:: Exercise task ::
Check each line for the word "Output" and give how many have it. Say nothing else.

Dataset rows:
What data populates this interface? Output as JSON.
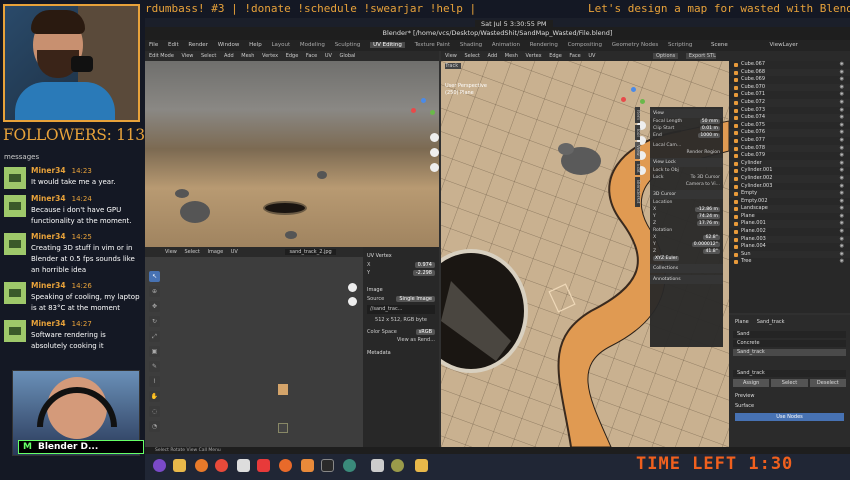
{
  "ticker": {
    "left_text": "rdumbass! #3 | !donate !schedule !swearjar !help |",
    "right_text": "Let's design a map for wasted with Blender"
  },
  "clock": "Sat Jul 5  3:30:55 PM",
  "followers": "FOLLOWERS: 113",
  "chat": {
    "partial": "messages",
    "messages": [
      {
        "user": "Miner34",
        "time": "14:23",
        "text": "It would take me a year."
      },
      {
        "user": "Miner34",
        "time": "14:24",
        "text": "Because i don't have GPU functionality at the moment."
      },
      {
        "user": "Miner34",
        "time": "14:25",
        "text": "Creating 3D stuff in vim or in Blender at 0.5 fps sounds like an horrible idea"
      },
      {
        "user": "Miner34",
        "time": "14:26",
        "text": "Speaking of cooling, my laptop is at 83°C at the moment"
      },
      {
        "user": "Miner34",
        "time": "14:27",
        "text": "Software rendering is absolutely cooking it"
      }
    ]
  },
  "cam_badge": {
    "icon": "M",
    "label": "Blender D..."
  },
  "blender": {
    "title": "Blender* [/home/vcs/Desktop/WastedShit/SandMap_Wasted/File.blend]",
    "menus": [
      "File",
      "Edit",
      "Render",
      "Window",
      "Help"
    ],
    "workspaces": [
      "Layout",
      "Modeling",
      "Sculpting",
      "UV Editing",
      "Texture Paint",
      "Shading",
      "Animation",
      "Rendering",
      "Compositing",
      "Geometry Nodes",
      "Scripting"
    ],
    "active_workspace": "UV Editing",
    "scene": "Scene",
    "view_layer": "ViewLayer",
    "vp1_header": [
      "Edit Mode",
      "View",
      "Select",
      "Add",
      "Mesh",
      "Vertex",
      "Edge",
      "Face",
      "UV",
      "Global"
    ],
    "uv_header": [
      "View",
      "Select",
      "Image",
      "UV"
    ],
    "uv_image": "sand_track_2.jpg",
    "npanel": {
      "uv_vertex": "UV Vertex",
      "x_label": "X",
      "x_val": "0.974",
      "y_label": "Y",
      "y_val": "-2.298",
      "image_label": "Image",
      "source_label": "Source",
      "source_val": "Single Image",
      "file_name": "//sand_trac...",
      "img_size": "512 x 512, RGB byte",
      "color_space_label": "Color Space",
      "color_space_val": "sRGB",
      "view_as_render": "View as Rend...",
      "metadata": "Metadata"
    },
    "vp2_header": [
      "View",
      "Select",
      "Add",
      "Mesh",
      "Vertex",
      "Edge",
      "Face",
      "UV"
    ],
    "vp2_info": {
      "line1": "User Perspective",
      "line2": "(250) Plane"
    },
    "options_label": "Options",
    "export_label": "Export STL Track",
    "side_tabs": [
      "Item",
      "Tool",
      "View",
      "Edit",
      "BlenderKit"
    ],
    "view_panel": {
      "title": "View",
      "focal_label": "Focal Length",
      "focal_val": "50 mm",
      "clip_start_label": "Clip Start",
      "clip_start_val": "0.01 m",
      "end_label": "End",
      "end_val": "1000 m",
      "local_camera": "Local Cam...",
      "render_region": "Render Region",
      "view_lock": "View Lock",
      "lock_obj": "Lock to Obj",
      "lock_label": "Lock",
      "lock_3d": "To 3D Cursor",
      "camera_to_view": "Camera to Vi...",
      "cursor_title": "3D Cursor",
      "location": "Location",
      "cx": "-12.86 m",
      "cy": "74.24 m",
      "cz": "17.76 m",
      "rotation": "Rotation",
      "rx": "62.8°",
      "ry": "0.000012°",
      "rz": "41.8°",
      "rot_mode": "XYZ Euler",
      "collections": "Collections",
      "annotations": "Annotations"
    },
    "outliner": [
      "Cube.067",
      "Cube.068",
      "Cube.069",
      "Cube.070",
      "Cube.071",
      "Cube.072",
      "Cube.073",
      "Cube.074",
      "Cube.075",
      "Cube.076",
      "Cube.077",
      "Cube.078",
      "Cube.079",
      "Cylinder",
      "Cylinder.001",
      "Cylinder.002",
      "Cylinder.003",
      "Empty",
      "Empty.002",
      "Landscape",
      "Plane",
      "Plane.001",
      "Plane.002",
      "Plane.003",
      "Plane.004",
      "Sun",
      "Tree"
    ],
    "props": {
      "object": "Plane",
      "material": "Sand_track",
      "slots": [
        "Sand",
        "Concrete",
        "Sand_track"
      ],
      "selected_slot": "Sand_track",
      "assign": "Assign",
      "select": "Select",
      "deselect": "Deselect",
      "preview": "Preview",
      "surface": "Surface",
      "use_nodes": "Use Nodes"
    },
    "status": "Select          Rotate View          Call Menu"
  },
  "time_left": "TIME LEFT 1:30",
  "accent": "#e8a23a",
  "timer_color": "#f0601e"
}
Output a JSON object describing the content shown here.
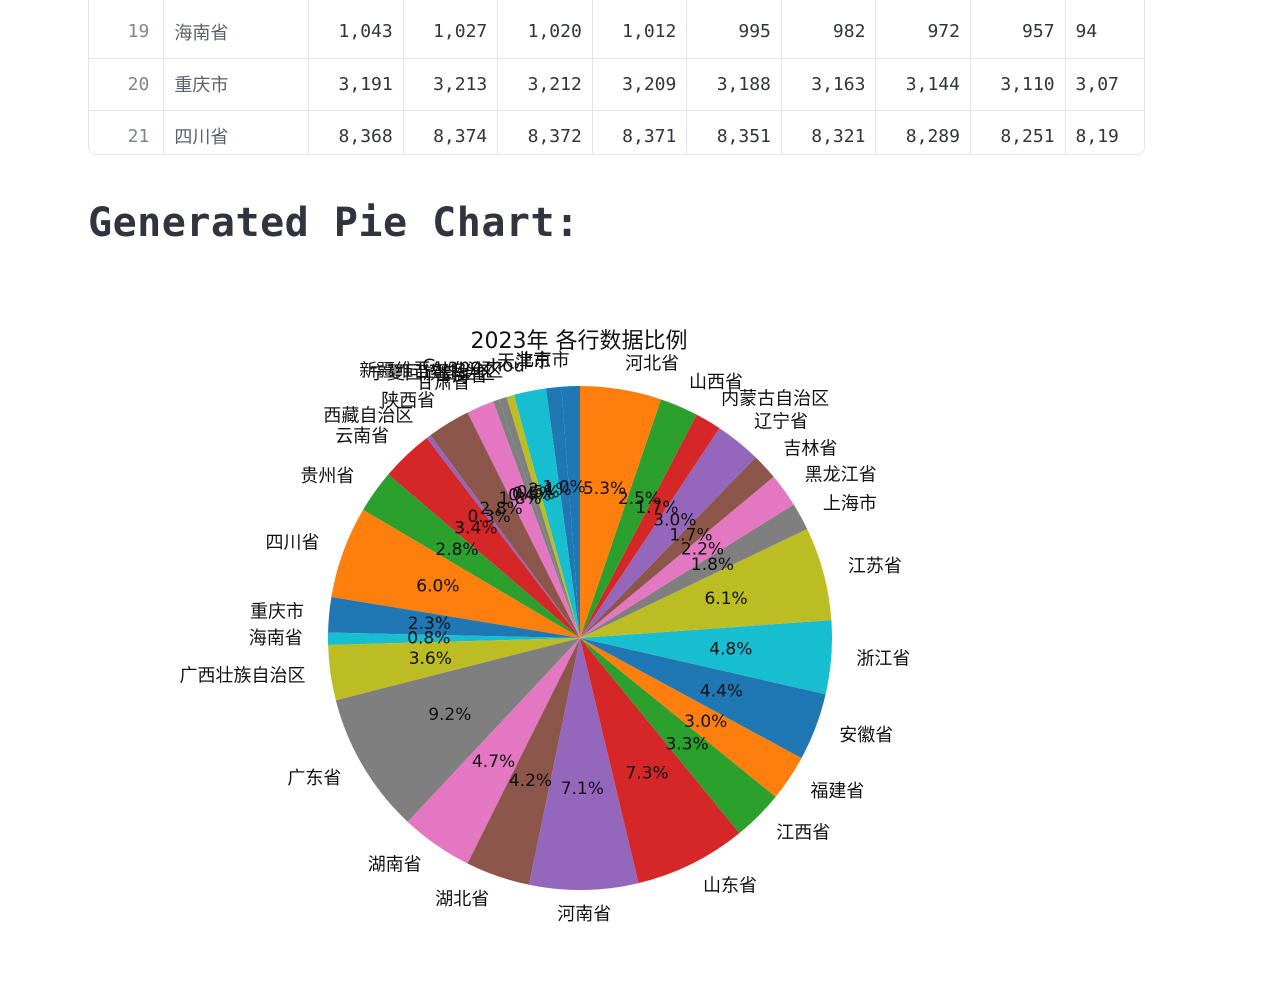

:: The response ::
2